__Task__. Copy out the complete listing, word for word.

━━━━━━━━━━━━━━━━

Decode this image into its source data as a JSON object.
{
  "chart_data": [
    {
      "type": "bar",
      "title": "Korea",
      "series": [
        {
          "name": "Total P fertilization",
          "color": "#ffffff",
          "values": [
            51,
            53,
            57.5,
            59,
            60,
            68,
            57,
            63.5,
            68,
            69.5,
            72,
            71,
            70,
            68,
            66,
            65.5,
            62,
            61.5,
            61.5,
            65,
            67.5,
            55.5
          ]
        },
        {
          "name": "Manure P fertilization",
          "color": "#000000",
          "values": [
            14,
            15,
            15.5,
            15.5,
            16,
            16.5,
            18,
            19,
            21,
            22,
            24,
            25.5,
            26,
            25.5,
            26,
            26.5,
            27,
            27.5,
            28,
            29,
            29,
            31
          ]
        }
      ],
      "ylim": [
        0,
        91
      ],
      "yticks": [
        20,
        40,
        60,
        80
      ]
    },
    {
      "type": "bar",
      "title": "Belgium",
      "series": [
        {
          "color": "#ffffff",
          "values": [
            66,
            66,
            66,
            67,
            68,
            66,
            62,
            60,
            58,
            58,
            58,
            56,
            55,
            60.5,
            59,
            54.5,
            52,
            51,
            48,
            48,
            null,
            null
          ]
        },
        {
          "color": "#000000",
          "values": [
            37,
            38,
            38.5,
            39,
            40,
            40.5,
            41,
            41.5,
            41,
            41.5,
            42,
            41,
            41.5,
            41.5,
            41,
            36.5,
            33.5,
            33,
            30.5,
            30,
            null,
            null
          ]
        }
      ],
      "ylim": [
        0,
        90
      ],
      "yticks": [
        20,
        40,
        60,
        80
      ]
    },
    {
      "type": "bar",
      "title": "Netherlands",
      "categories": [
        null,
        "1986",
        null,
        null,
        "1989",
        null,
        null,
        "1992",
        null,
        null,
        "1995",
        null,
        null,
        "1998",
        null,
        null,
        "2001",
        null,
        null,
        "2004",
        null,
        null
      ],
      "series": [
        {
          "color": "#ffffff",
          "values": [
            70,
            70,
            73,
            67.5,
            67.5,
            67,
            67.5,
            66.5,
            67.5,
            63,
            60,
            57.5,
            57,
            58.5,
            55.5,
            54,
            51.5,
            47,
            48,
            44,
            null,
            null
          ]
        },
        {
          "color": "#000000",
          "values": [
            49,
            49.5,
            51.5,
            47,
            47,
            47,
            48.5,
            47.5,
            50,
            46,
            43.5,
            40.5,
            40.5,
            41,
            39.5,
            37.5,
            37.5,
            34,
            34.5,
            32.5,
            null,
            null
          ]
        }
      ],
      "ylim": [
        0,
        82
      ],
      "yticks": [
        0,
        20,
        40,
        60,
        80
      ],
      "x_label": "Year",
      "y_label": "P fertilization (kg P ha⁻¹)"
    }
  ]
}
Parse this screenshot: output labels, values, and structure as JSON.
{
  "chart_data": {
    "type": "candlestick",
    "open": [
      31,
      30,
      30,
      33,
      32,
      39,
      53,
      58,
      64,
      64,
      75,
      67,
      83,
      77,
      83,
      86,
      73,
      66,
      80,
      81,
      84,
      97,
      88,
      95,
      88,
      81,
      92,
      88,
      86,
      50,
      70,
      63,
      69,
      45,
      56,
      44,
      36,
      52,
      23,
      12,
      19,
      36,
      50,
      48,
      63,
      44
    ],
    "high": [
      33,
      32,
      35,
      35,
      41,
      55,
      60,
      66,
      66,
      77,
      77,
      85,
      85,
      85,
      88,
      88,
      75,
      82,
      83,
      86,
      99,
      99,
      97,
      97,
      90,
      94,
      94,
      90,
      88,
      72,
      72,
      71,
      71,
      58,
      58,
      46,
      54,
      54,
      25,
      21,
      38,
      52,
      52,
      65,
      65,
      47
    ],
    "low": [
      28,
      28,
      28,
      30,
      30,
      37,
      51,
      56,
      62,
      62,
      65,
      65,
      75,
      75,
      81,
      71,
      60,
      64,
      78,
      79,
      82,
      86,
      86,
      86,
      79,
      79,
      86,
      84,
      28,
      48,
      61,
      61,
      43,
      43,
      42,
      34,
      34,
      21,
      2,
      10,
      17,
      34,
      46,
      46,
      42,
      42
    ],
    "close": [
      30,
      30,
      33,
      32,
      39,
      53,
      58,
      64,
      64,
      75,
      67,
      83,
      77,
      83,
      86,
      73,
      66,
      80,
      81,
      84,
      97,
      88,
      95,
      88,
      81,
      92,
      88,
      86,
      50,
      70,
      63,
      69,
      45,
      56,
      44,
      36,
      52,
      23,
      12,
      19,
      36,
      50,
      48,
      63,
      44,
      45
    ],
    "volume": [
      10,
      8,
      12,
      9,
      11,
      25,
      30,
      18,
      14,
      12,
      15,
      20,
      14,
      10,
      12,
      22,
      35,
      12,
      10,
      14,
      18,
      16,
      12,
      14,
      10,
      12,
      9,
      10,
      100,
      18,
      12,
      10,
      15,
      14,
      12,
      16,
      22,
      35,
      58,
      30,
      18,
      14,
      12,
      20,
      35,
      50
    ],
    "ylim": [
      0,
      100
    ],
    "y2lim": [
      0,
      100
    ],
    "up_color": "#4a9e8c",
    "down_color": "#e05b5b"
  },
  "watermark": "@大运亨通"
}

━━━━━━━━━━━━━━━━

__Output below__.
Decode this image into its source data as a JSON object.
{
  "chart_data": [
    {
      "type": "bar",
      "title": "Korea",
      "series": [
        {
          "name": "Total P fertilization",
          "color": "#ffffff",
          "values": [
            51,
            53,
            57.5,
            59,
            60,
            68,
            57,
            63.5,
            68,
            69.5,
            72,
            71,
            70,
            68,
            66,
            65.5,
            62,
            61.5,
            61.5,
            65,
            67.5,
            55.5
          ]
        },
        {
          "name": "Manure P fertilization",
          "color": "#000000",
          "values": [
            14,
            15,
            15.5,
            15.5,
            16,
            16.5,
            18,
            19,
            21,
            22,
            24,
            25.5,
            26,
            25.5,
            26,
            26.5,
            27,
            27.5,
            28,
            29,
            29,
            31
          ]
        }
      ],
      "ylim": [
        0,
        91
      ],
      "yticks": [
        20,
        40,
        60,
        80
      ]
    },
    {
      "type": "bar",
      "title": "Belgium",
      "series": [
        {
          "color": "#ffffff",
          "values": [
            66,
            66,
            66,
            67,
            68,
            66,
            62,
            60,
            58,
            58,
            58,
            56,
            55,
            60.5,
            59,
            54.5,
            52,
            51,
            48,
            48,
            null,
            null
          ]
        },
        {
          "color": "#000000",
          "values": [
            37,
            38,
            38.5,
            39,
            40,
            40.5,
            41,
            41.5,
            41,
            41.5,
            42,
            41,
            41.5,
            41.5,
            41,
            36.5,
            33.5,
            33,
            30.5,
            30,
            null,
            null
          ]
        }
      ],
      "ylim": [
        0,
        90
      ],
      "yticks": [
        20,
        40,
        60,
        80
      ]
    },
    {
      "type": "bar",
      "title": "Netherlands",
      "categories": [
        null,
        "1986",
        null,
        null,
        "1989",
        null,
        null,
        "1992",
        null,
        null,
        "1995",
        null,
        null,
        "1998",
        null,
        null,
        "2001",
        null,
        null,
        "2004",
        null,
        null
      ],
      "series": [
        {
          "color": "#ffffff",
          "values": [
            70,
            70,
            73,
            67.5,
            67.5,
            67,
            67.5,
            66.5,
            67.5,
            63,
            60,
            57.5,
            57,
            58.5,
            55.5,
            54,
            51.5,
            47,
            48,
            44,
            null,
            null
          ]
        },
        {
          "color": "#000000",
          "values": [
            49,
            49.5,
            51.5,
            47,
            47,
            47,
            48.5,
            47.5,
            50,
            46,
            43.5,
            40.5,
            40.5,
            41,
            39.5,
            37.5,
            37.5,
            34,
            34.5,
            32.5,
            null,
            null
          ]
        }
      ],
      "ylim": [
        0,
        82
      ],
      "yticks": [
        0,
        20,
        40,
        60,
        80
      ],
      "x_label": "Year",
      "y_label": "P fertilization (kg P ha⁻¹)"
    }
  ]
}
Parse this screenshot: output labels, values, and structure as JSON.
{
  "chart_data": {
    "type": "candlestick",
    "open": [
      31,
      30,
      30,
      33,
      32,
      39,
      53,
      58,
      64,
      64,
      75,
      67,
      83,
      77,
      83,
      86,
      73,
      66,
      80,
      81,
      84,
      97,
      88,
      95,
      88,
      81,
      92,
      88,
      86,
      50,
      70,
      63,
      69,
      45,
      56,
      44,
      36,
      52,
      23,
      12,
      19,
      36,
      50,
      48,
      63,
      44
    ],
    "high": [
      33,
      32,
      35,
      35,
      41,
      55,
      60,
      66,
      66,
      77,
      77,
      85,
      85,
      85,
      88,
      88,
      75,
      82,
      83,
      86,
      99,
      99,
      97,
      97,
      90,
      94,
      94,
      90,
      88,
      72,
      72,
      71,
      71,
      58,
      58,
      46,
      54,
      54,
      25,
      21,
      38,
      52,
      52,
      65,
      65,
      47
    ],
    "low": [
      28,
      28,
      28,
      30,
      30,
      37,
      51,
      56,
      62,
      62,
      65,
      65,
      75,
      75,
      81,
      71,
      60,
      64,
      78,
      79,
      82,
      86,
      86,
      86,
      79,
      79,
      86,
      84,
      28,
      48,
      61,
      61,
      43,
      43,
      42,
      34,
      34,
      21,
      2,
      10,
      17,
      34,
      46,
      46,
      42,
      42
    ],
    "close": [
      30,
      30,
      33,
      32,
      39,
      53,
      58,
      64,
      64,
      75,
      67,
      83,
      77,
      83,
      86,
      73,
      66,
      80,
      81,
      84,
      97,
      88,
      95,
      88,
      81,
      92,
      88,
      86,
      50,
      70,
      63,
      69,
      45,
      56,
      44,
      36,
      52,
      23,
      12,
      19,
      36,
      50,
      48,
      63,
      44,
      45
    ],
    "volume": [
      10,
      8,
      12,
      9,
      11,
      25,
      30,
      18,
      14,
      12,
      15,
      20,
      14,
      10,
      12,
      22,
      35,
      12,
      10,
      14,
      18,
      16,
      12,
      14,
      10,
      12,
      9,
      10,
      100,
      18,
      12,
      10,
      15,
      14,
      12,
      16,
      22,
      35,
      58,
      30,
      18,
      14,
      12,
      20,
      35,
      50
    ],
    "ylim": [
      0,
      100
    ],
    "y2lim": [
      0,
      100
    ],
    "up_color": "#4a9e8c",
    "down_color": "#e05b5b"
  },
  "watermark": "@大运亨通"
}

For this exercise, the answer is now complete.